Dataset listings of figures
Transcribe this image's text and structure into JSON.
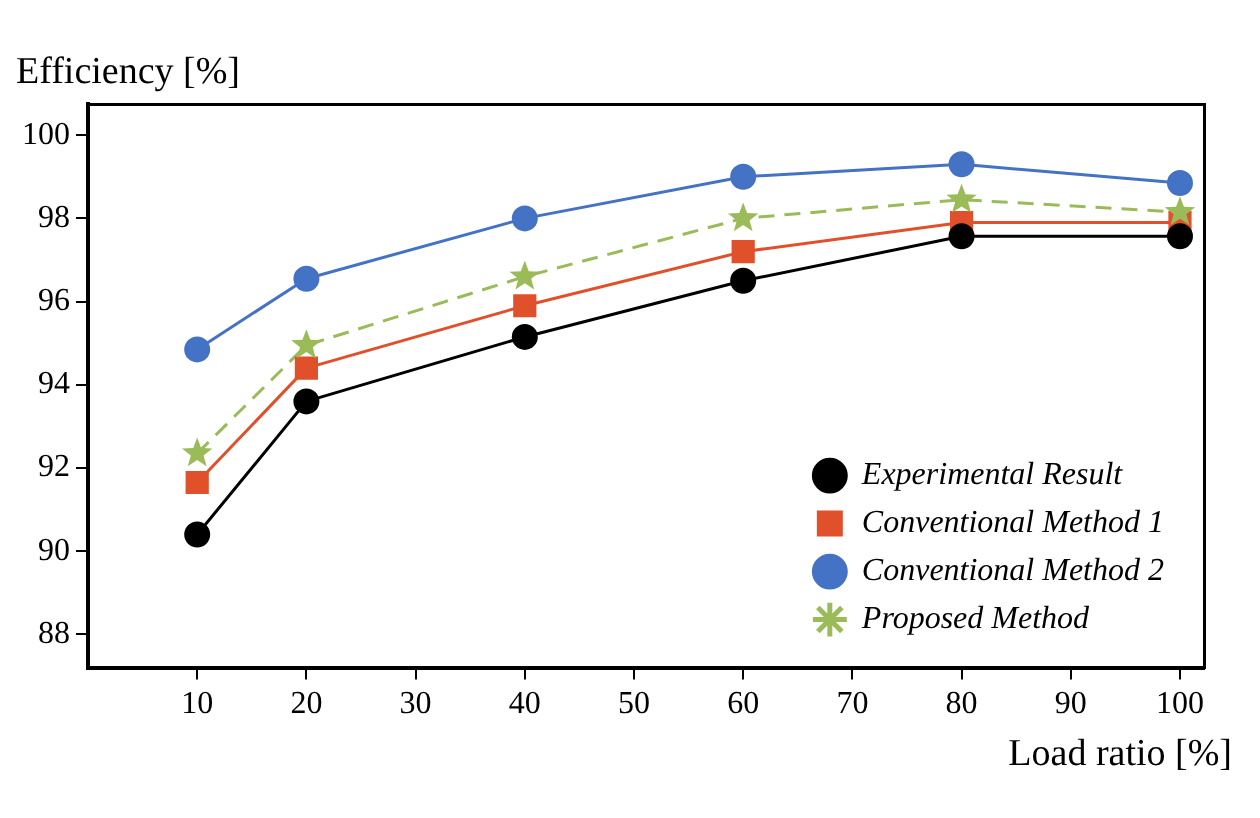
{
  "chart_data": {
    "type": "line",
    "xlabel": "Load ratio [%]",
    "ylabel": "Efficiency [%]",
    "x": [
      10,
      20,
      40,
      60,
      80,
      100
    ],
    "xlim": [
      0,
      102.2
    ],
    "xticks": [
      10,
      20,
      30,
      40,
      50,
      60,
      70,
      80,
      90,
      100
    ],
    "ylim": [
      87.2,
      100.75
    ],
    "yticks": [
      88,
      90,
      92,
      94,
      96,
      98,
      100
    ],
    "grid": false,
    "legend": "bottom right",
    "series": [
      {
        "name": "Experimental Result",
        "color": "#000000",
        "marker": "circle",
        "line_style": "solid",
        "values": [
          90.4,
          93.6,
          95.15,
          96.5,
          97.57,
          97.57
        ]
      },
      {
        "name": "Conventional Method 1",
        "color": "#e0502a",
        "marker": "square",
        "line_style": "solid",
        "values": [
          91.65,
          94.4,
          95.9,
          97.2,
          97.9,
          97.9
        ]
      },
      {
        "name": "Conventional Method 2",
        "color": "#4472c4",
        "marker": "circle",
        "line_style": "solid",
        "values": [
          94.85,
          96.55,
          98.0,
          99.0,
          99.3,
          98.85
        ]
      },
      {
        "name": "Proposed Method",
        "color": "#9bbb59",
        "marker": "star",
        "line_style": "dashed",
        "values": [
          92.35,
          94.95,
          96.6,
          98.0,
          98.45,
          98.15
        ]
      }
    ]
  }
}
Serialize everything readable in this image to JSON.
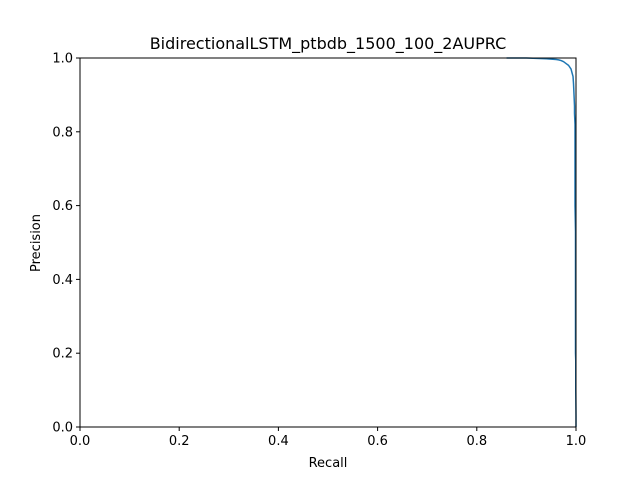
{
  "chart_data": {
    "type": "line",
    "title": "BidirectionalLSTM_ptbdb_1500_100_2AUPRC",
    "xlabel": "Recall",
    "ylabel": "Precision",
    "xlim": [
      0.0,
      1.0
    ],
    "ylim": [
      0.0,
      1.0
    ],
    "xticks": [
      "0.0",
      "0.2",
      "0.4",
      "0.6",
      "0.8",
      "1.0"
    ],
    "yticks": [
      "0.0",
      "0.2",
      "0.4",
      "0.6",
      "0.8",
      "1.0"
    ],
    "grid": false,
    "color": "#1f77b4",
    "series": [
      {
        "x": [
          0.86,
          0.88,
          0.9,
          0.92,
          0.94,
          0.95,
          0.96,
          0.965,
          0.97,
          0.975,
          0.98,
          0.985,
          0.99,
          0.992,
          0.994,
          0.995,
          0.996,
          0.997,
          0.997,
          0.998,
          0.998,
          0.998,
          0.998,
          0.998,
          0.999,
          0.999,
          0.999,
          0.999,
          0.999,
          0.9995,
          0.9995,
          0.9995,
          0.9995,
          1.0,
          1.0
        ],
        "y": [
          1.0,
          1.0,
          1.0,
          0.999,
          0.998,
          0.997,
          0.996,
          0.995,
          0.993,
          0.99,
          0.985,
          0.98,
          0.97,
          0.96,
          0.95,
          0.93,
          0.9,
          0.87,
          0.85,
          0.82,
          0.78,
          0.75,
          0.7,
          0.6,
          0.53,
          0.45,
          0.43,
          0.3,
          0.2,
          0.18,
          0.16,
          0.14,
          0.1,
          0.03,
          0.0
        ]
      }
    ]
  }
}
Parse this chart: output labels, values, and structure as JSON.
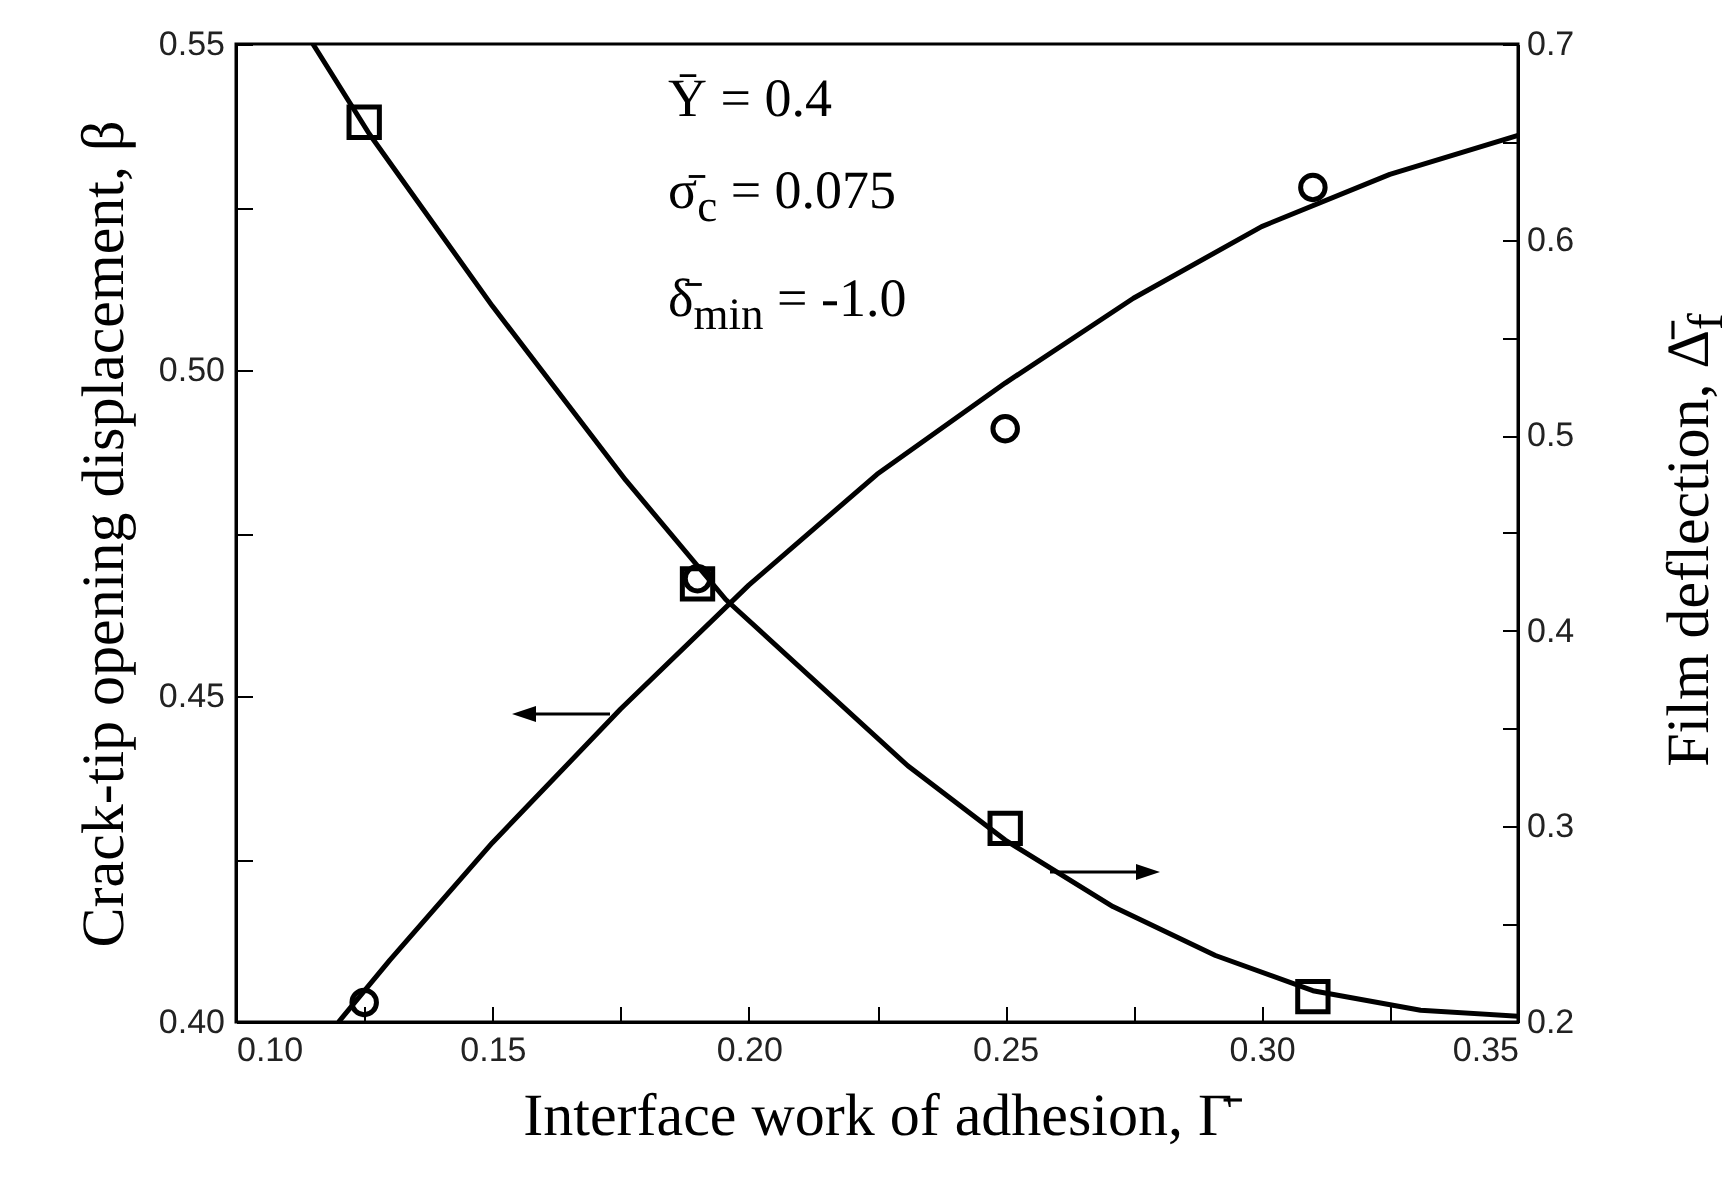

WHAT THE EXERCISE ASKS: Scan the data for the word "marker" and copy every line where it shows up.

RESPONSE TO THE EXERCISE:
        "marker": "circle",
        "marker": "square",
        "marker": "circle",
        "marker": "star",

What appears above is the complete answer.